[Start of DATA FOR THE TASK]

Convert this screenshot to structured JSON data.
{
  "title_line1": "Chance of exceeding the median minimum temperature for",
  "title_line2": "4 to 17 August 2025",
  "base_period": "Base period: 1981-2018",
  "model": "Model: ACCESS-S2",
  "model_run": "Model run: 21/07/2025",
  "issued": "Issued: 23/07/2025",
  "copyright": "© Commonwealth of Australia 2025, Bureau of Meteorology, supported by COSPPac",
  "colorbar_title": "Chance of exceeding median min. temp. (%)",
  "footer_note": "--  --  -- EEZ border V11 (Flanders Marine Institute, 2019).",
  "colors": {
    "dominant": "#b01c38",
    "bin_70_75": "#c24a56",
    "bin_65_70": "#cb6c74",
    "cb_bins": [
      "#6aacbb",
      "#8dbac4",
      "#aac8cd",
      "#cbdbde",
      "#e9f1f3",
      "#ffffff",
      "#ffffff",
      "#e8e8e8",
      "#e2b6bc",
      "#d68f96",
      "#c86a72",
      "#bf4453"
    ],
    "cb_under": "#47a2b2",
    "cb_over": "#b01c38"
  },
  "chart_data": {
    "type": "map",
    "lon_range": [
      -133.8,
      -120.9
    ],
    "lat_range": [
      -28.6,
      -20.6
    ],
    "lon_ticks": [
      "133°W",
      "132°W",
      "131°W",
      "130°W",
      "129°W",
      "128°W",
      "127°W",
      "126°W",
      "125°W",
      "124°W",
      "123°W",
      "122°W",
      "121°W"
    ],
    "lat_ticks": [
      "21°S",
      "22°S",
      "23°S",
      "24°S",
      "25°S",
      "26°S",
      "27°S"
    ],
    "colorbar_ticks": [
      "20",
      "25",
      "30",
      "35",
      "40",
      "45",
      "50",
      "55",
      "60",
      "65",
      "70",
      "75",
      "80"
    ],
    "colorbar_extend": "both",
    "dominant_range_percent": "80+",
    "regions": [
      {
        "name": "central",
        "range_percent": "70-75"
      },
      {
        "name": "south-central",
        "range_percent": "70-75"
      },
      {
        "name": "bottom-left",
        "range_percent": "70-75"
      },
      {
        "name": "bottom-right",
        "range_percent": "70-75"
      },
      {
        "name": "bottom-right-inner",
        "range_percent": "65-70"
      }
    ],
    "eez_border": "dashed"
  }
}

[End of DATA FOR THE TASK]

- [WHAT TO PRODUCE] Pull out all lines containing "bottom".

- [ANSWER TO THIS PROBLEM]
        "name": "bottom-left",
        "name": "bottom-right",
        "name": "bottom-right-inner",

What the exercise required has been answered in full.